═════ Document excerpt

ImJeremyHe / xmlserde

A user-friendly Rust library for serializing or deserializing the XML files

Geek Repo:Geek Repo

Github PK Tool:Github PK Tool

Support tags containing child, text or both

Shohaii opened this issue · comments

Hi Jeremy, thanks for great crate.

I am trying to deserialize following xml:

<office:document-content>
    <office:body>
        <office:text text:use-soft-page-breaks="true">
            <text:p text:style-name="Normal">
                <text:span text:style-name="T2">Progress:<text:s/>
                </text:span>
                <text:span text:style-name="T3">
                    <office:annotation office:name="0" xml:id="1825723351">
                        <dc:creator>Name Surname</dc:creator>
                        <dc:date>2024-03-12T10:30:00</dc:date>
                        <meta:creator-initials>NS</meta:creator-initials>
                        <text:p text:style-name="CommentText">progress indicator</text:p>
                    </office:annotation>100%</text:span>
                <text:span text:style-name="CommentReference">
                    <office:annotation-end office:name="0"/>
                </text:span>
            </text:p>
            <text:p text:style-name="P4">Task completed!</text:p>
            <text:p text:style-name="P5"/>
        </office:text>
    </office:body>
</office:document-content>

Yes, I know, it has nothing in common with LogiSheets, but your crate works almost perfectly even for ODT file.

The problem is with preparation of rust structs and enums for deserialization of:

  • <text:p> - can have a children or can have a text or none of it
  • <text:span> - can have a children <office:annotation>, <office:annotation-end>, <text:s/> and text

I tried to implement it like this (ignoring attributes):

#[derive(Debug, XmlSerialize, XmlDeserialize)]
pub struct OfficeText {
    #[xmlserde(name = b"text:p", ty = "child")]
    pub text_p: TextP,
}

#[derive(Debug, XmlSerialize, XmlDeserialize)]
pub struct TextP {
    #[xmlserde(ty = "untag")]
    pub text_p_content: Option<TextPContent>,
}

#[derive(Debug, XmlSerialize, XmlDeserialize)]
pub enum TextPContent {
    #[xmlserde(ty = "text")]
    Text(String),
    #[xmlserde(name = b"text:span")]
    TextSpans(Vec<TextSpan>)

══════════
═════ Information supplied

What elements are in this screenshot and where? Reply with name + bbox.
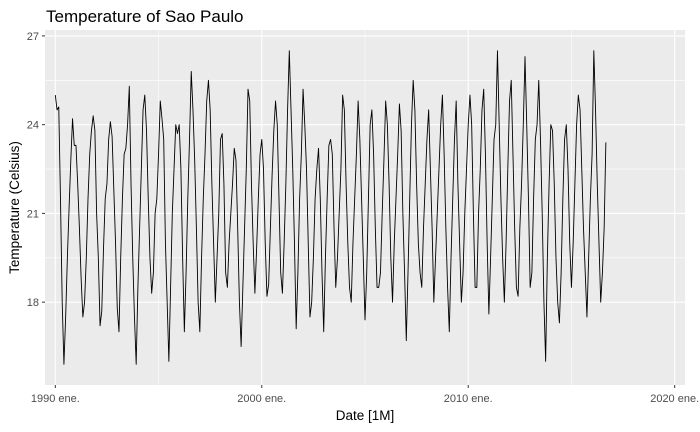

══════════

### Jobs
(a) In the xmlserde issue, which crate does the user say the XML has nothing in common with?
(b) Print the part of the xmlserde issue between "ImJeremyHe / xmlserde" and "for great crate.", inclusive.

### Task-by-task outputs
(a) LogiSheets.

(b)
ImJeremyHe / xmlserde

A user-friendly Rust library for serializing or deserializing the XML files

Geek Repo:Geek Repo

Github PK Tool:Github PK Tool

Support tags containing child, text or both

Shohaii opened this issue · comments

Hi Jeremy, thanks for great crate.